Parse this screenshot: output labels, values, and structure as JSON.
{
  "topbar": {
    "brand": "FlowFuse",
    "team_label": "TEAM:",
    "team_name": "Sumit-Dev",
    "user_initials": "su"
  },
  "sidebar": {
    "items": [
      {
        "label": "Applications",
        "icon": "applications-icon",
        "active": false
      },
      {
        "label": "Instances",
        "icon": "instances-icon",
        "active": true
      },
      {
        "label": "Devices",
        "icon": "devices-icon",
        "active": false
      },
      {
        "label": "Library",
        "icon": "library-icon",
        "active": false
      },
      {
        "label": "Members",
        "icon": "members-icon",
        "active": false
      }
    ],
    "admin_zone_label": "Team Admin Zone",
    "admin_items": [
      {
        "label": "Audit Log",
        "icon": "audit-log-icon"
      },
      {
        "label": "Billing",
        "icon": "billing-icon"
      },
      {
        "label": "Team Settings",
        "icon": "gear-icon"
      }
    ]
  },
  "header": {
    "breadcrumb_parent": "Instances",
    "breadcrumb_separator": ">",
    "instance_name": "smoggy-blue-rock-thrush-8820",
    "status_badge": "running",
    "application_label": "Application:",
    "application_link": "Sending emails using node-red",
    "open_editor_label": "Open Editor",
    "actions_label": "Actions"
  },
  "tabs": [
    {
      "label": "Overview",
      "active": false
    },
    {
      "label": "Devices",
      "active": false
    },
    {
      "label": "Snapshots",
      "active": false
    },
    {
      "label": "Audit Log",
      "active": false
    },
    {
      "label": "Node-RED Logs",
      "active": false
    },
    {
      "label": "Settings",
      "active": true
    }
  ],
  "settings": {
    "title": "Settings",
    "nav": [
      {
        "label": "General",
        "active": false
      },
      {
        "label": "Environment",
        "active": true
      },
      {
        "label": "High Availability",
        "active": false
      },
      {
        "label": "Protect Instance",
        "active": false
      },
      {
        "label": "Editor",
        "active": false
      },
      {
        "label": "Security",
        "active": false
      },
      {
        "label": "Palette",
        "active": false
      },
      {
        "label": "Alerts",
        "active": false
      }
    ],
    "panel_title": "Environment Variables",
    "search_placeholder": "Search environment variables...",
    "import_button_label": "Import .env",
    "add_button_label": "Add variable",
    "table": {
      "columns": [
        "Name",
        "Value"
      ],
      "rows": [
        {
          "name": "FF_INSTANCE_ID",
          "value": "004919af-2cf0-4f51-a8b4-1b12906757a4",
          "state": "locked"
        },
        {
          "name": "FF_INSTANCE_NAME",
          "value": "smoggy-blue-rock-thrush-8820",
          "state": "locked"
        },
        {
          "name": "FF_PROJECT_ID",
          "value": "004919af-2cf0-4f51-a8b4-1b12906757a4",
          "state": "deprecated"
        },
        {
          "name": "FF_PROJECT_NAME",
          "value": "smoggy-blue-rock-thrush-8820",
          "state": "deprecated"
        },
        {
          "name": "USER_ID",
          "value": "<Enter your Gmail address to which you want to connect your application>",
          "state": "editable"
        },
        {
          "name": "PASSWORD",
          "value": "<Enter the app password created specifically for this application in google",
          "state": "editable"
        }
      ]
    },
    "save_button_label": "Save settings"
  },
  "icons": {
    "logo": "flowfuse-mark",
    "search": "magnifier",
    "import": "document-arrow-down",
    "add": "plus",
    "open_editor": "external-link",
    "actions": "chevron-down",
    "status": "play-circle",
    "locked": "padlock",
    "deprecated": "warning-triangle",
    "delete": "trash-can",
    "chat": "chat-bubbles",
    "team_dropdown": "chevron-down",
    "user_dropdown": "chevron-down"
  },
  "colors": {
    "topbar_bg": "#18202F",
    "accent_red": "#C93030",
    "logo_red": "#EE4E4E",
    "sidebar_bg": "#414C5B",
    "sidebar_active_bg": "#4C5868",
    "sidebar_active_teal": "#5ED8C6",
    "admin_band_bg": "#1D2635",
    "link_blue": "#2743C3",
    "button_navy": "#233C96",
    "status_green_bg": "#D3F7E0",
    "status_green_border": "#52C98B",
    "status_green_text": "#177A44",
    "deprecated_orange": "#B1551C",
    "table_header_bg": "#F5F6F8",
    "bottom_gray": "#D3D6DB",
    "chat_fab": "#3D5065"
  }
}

#####

Take the material above and return all of it exactly.

* **Result of this task**:
Parse this screenshot: output labels, values, and structure as JSON.
{
  "topbar": {
    "brand": "FlowFuse",
    "team_label": "TEAM:",
    "team_name": "Sumit-Dev",
    "user_initials": "su"
  },
  "sidebar": {
    "items": [
      {
        "label": "Applications",
        "icon": "applications-icon",
        "active": false
      },
      {
        "label": "Instances",
        "icon": "instances-icon",
        "active": true
      },
      {
        "label": "Devices",
        "icon": "devices-icon",
        "active": false
      },
      {
        "label": "Library",
        "icon": "library-icon",
        "active": false
      },
      {
        "label": "Members",
        "icon": "members-icon",
        "active": false
      }
    ],
    "admin_zone_label": "Team Admin Zone",
    "admin_items": [
      {
        "label": "Audit Log",
        "icon": "audit-log-icon"
      },
      {
        "label": "Billing",
        "icon": "billing-icon"
      },
      {
        "label": "Team Settings",
        "icon": "gear-icon"
      }
    ]
  },
  "header": {
    "breadcrumb_parent": "Instances",
    "breadcrumb_separator": ">",
    "instance_name": "smoggy-blue-rock-thrush-8820",
    "status_badge": "running",
    "application_label": "Application:",
    "application_link": "Sending emails using node-red",
    "open_editor_label": "Open Editor",
    "actions_label": "Actions"
  },
  "tabs": [
    {
      "label": "Overview",
      "active": false
    },
    {
      "label": "Devices",
      "active": false
    },
    {
      "label": "Snapshots",
      "active": false
    },
    {
      "label": "Audit Log",
      "active": false
    },
    {
      "label": "Node-RED Logs",
      "active": false
    },
    {
      "label": "Settings",
      "active": true
    }
  ],
  "settings": {
    "title": "Settings",
    "nav": [
      {
        "label": "General",
        "active": false
      },
      {
        "label": "Environment",
        "active": true
      },
      {
        "label": "High Availability",
        "active": false
      },
      {
        "label": "Protect Instance",
        "active": false
      },
      {
        "label": "Editor",
        "active": false
      },
      {
        "label": "Security",
        "active": false
      },
      {
        "label": "Palette",
        "active": false
      },
      {
        "label": "Alerts",
        "active": false
      }
    ],
    "panel_title": "Environment Variables",
    "search_placeholder": "Search environment variables...",
    "import_button_label": "Import .env",
    "add_button_label": "Add variable",
    "table": {
      "columns": [
        "Name",
        "Value"
      ],
      "rows": [
        {
          "name": "FF_INSTANCE_ID",
          "value": "004919af-2cf0-4f51-a8b4-1b12906757a4",
          "state": "locked"
        },
        {
          "name": "FF_INSTANCE_NAME",
          "value": "smoggy-blue-rock-thrush-8820",
          "state": "locked"
        },
        {
          "name": "FF_PROJECT_ID",
          "value": "004919af-2cf0-4f51-a8b4-1b12906757a4",
          "state": "deprecated"
        },
        {
          "name": "FF_PROJECT_NAME",
          "value": "smoggy-blue-rock-thrush-8820",
          "state": "deprecated"
        },
        {
          "name": "USER_ID",
          "value": "<Enter your Gmail address to which you want to connect your application>",
          "state": "editable"
        },
        {
          "name": "PASSWORD",
          "value": "<Enter the app password created specifically for this application in google",
          "state": "editable"
        }
      ]
    },
    "save_button_label": "Save settings"
  },
  "icons": {
    "logo": "flowfuse-mark",
    "search": "magnifier",
    "import": "document-arrow-down",
    "add": "plus",
    "open_editor": "external-link",
    "actions": "chevron-down",
    "status": "play-circle",
    "locked": "padlock",
    "deprecated": "warning-triangle",
    "delete": "trash-can",
    "chat": "chat-bubbles",
    "team_dropdown": "chevron-down",
    "user_dropdown": "chevron-down"
  },
  "colors": {
    "topbar_bg": "#18202F",
    "accent_red": "#C93030",
    "logo_red": "#EE4E4E",
    "sidebar_bg": "#414C5B",
    "sidebar_active_bg": "#4C5868",
    "sidebar_active_teal": "#5ED8C6",
    "admin_band_bg": "#1D2635",
    "link_blue": "#2743C3",
    "button_navy": "#233C96",
    "status_green_bg": "#D3F7E0",
    "status_green_border": "#52C98B",
    "status_green_text": "#177A44",
    "deprecated_orange": "#B1551C",
    "table_header_bg": "#F5F6F8",
    "bottom_gray": "#D3D6DB",
    "chat_fab": "#3D5065"
  }
}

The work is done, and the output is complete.